*Working data:*

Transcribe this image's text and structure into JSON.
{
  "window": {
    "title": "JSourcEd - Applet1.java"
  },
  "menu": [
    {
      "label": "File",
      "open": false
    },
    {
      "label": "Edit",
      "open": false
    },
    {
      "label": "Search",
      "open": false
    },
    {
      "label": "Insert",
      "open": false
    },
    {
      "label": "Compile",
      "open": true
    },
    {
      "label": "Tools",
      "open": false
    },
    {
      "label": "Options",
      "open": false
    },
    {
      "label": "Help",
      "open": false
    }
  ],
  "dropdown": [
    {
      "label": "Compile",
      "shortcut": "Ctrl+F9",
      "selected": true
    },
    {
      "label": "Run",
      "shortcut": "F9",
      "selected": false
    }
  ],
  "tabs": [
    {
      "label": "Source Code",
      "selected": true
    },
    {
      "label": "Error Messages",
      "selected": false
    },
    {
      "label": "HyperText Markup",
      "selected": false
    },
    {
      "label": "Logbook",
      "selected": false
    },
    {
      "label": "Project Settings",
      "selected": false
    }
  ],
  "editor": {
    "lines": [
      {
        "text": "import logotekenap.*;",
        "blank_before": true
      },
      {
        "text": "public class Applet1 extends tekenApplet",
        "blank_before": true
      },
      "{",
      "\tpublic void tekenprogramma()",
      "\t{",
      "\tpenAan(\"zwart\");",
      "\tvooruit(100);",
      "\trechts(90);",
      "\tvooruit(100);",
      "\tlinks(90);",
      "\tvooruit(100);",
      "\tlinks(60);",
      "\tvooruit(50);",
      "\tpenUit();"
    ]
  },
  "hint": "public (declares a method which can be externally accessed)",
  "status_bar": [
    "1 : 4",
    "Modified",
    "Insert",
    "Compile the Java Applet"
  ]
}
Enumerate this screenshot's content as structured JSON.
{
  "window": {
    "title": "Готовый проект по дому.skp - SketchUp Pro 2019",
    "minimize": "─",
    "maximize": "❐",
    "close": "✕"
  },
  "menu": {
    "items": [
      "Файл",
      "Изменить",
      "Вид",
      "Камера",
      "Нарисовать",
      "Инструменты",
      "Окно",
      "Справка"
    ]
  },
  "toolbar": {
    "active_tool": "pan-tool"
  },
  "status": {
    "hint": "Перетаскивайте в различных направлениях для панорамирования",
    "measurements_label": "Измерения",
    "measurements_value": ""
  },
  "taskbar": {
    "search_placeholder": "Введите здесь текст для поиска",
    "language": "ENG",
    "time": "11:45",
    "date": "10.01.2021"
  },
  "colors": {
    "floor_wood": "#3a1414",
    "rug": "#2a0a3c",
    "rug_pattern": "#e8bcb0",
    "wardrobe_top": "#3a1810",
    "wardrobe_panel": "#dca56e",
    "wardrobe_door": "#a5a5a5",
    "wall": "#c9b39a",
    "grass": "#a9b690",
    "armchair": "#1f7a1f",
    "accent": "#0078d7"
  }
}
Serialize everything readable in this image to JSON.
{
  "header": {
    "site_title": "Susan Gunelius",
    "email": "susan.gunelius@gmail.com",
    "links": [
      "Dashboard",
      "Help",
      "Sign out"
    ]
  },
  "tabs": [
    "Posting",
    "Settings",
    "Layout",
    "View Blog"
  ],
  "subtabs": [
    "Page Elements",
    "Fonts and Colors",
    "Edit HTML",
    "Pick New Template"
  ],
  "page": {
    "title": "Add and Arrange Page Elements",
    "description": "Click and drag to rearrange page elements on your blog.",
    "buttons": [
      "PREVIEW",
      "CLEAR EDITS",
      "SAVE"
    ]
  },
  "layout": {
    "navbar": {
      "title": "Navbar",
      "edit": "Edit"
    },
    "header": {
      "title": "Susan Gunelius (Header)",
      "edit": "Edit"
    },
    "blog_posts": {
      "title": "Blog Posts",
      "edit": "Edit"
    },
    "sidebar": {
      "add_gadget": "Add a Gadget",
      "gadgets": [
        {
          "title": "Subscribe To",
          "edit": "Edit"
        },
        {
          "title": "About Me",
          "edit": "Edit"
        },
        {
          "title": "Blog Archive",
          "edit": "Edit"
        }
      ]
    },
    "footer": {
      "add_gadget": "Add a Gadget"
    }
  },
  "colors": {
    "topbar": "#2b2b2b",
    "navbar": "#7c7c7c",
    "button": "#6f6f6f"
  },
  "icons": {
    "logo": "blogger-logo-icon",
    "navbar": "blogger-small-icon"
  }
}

*Goal of the exercise:*
Copy out the whole listing, exactly as written.

*The solution:*
Transcribe this image's text and structure into JSON.
{
  "window": {
    "title": "JSourcEd - Applet1.java"
  },
  "menu": [
    {
      "label": "File",
      "open": false
    },
    {
      "label": "Edit",
      "open": false
    },
    {
      "label": "Search",
      "open": false
    },
    {
      "label": "Insert",
      "open": false
    },
    {
      "label": "Compile",
      "open": true
    },
    {
      "label": "Tools",
      "open": false
    },
    {
      "label": "Options",
      "open": false
    },
    {
      "label": "Help",
      "open": false
    }
  ],
  "dropdown": [
    {
      "label": "Compile",
      "shortcut": "Ctrl+F9",
      "selected": true
    },
    {
      "label": "Run",
      "shortcut": "F9",
      "selected": false
    }
  ],
  "tabs": [
    {
      "label": "Source Code",
      "selected": true
    },
    {
      "label": "Error Messages",
      "selected": false
    },
    {
      "label": "HyperText Markup",
      "selected": false
    },
    {
      "label": "Logbook",
      "selected": false
    },
    {
      "label": "Project Settings",
      "selected": false
    }
  ],
  "editor": {
    "lines": [
      {
        "text": "import logotekenap.*;",
        "blank_before": true
      },
      {
        "text": "public class Applet1 extends tekenApplet",
        "blank_before": true
      },
      "{",
      "\tpublic void tekenprogramma()",
      "\t{",
      "\tpenAan(\"zwart\");",
      "\tvooruit(100);",
      "\trechts(90);",
      "\tvooruit(100);",
      "\tlinks(90);",
      "\tvooruit(100);",
      "\tlinks(60);",
      "\tvooruit(50);",
      "\tpenUit();"
    ]
  },
  "hint": "public (declares a method which can be externally accessed)",
  "status_bar": [
    "1 : 4",
    "Modified",
    "Insert",
    "Compile the Java Applet"
  ]
}
Enumerate this screenshot's content as structured JSON.
{
  "window": {
    "title": "Готовый проект по дому.skp - SketchUp Pro 2019",
    "minimize": "─",
    "maximize": "❐",
    "close": "✕"
  },
  "menu": {
    "items": [
      "Файл",
      "Изменить",
      "Вид",
      "Камера",
      "Нарисовать",
      "Инструменты",
      "Окно",
      "Справка"
    ]
  },
  "toolbar": {
    "active_tool": "pan-tool"
  },
  "status": {
    "hint": "Перетаскивайте в различных направлениях для панорамирования",
    "measurements_label": "Измерения",
    "measurements_value": ""
  },
  "taskbar": {
    "search_placeholder": "Введите здесь текст для поиска",
    "language": "ENG",
    "time": "11:45",
    "date": "10.01.2021"
  },
  "colors": {
    "floor_wood": "#3a1414",
    "rug": "#2a0a3c",
    "rug_pattern": "#e8bcb0",
    "wardrobe_top": "#3a1810",
    "wardrobe_panel": "#dca56e",
    "wardrobe_door": "#a5a5a5",
    "wall": "#c9b39a",
    "grass": "#a9b690",
    "armchair": "#1f7a1f",
    "accent": "#0078d7"
  }
}
Serialize everything readable in this image to JSON.
{
  "header": {
    "site_title": "Susan Gunelius",
    "email": "susan.gunelius@gmail.com",
    "links": [
      "Dashboard",
      "Help",
      "Sign out"
    ]
  },
  "tabs": [
    "Posting",
    "Settings",
    "Layout",
    "View Blog"
  ],
  "subtabs": [
    "Page Elements",
    "Fonts and Colors",
    "Edit HTML",
    "Pick New Template"
  ],
  "page": {
    "title": "Add and Arrange Page Elements",
    "description": "Click and drag to rearrange page elements on your blog.",
    "buttons": [
      "PREVIEW",
      "CLEAR EDITS",
      "SAVE"
    ]
  },
  "layout": {
    "navbar": {
      "title": "Navbar",
      "edit": "Edit"
    },
    "header": {
      "title": "Susan Gunelius (Header)",
      "edit": "Edit"
    },
    "blog_posts": {
      "title": "Blog Posts",
      "edit": "Edit"
    },
    "sidebar": {
      "add_gadget": "Add a Gadget",
      "gadgets": [
        {
          "title": "Subscribe To",
          "edit": "Edit"
        },
        {
          "title": "About Me",
          "edit": "Edit"
        },
        {
          "title": "Blog Archive",
          "edit": "Edit"
        }
      ]
    },
    "footer": {
      "add_gadget": "Add a Gadget"
    }
  },
  "colors": {
    "topbar": "#2b2b2b",
    "navbar": "#7c7c7c",
    "button": "#6f6f6f"
  },
  "icons": {
    "logo": "blogger-logo-icon",
    "navbar": "blogger-small-icon"
  }
}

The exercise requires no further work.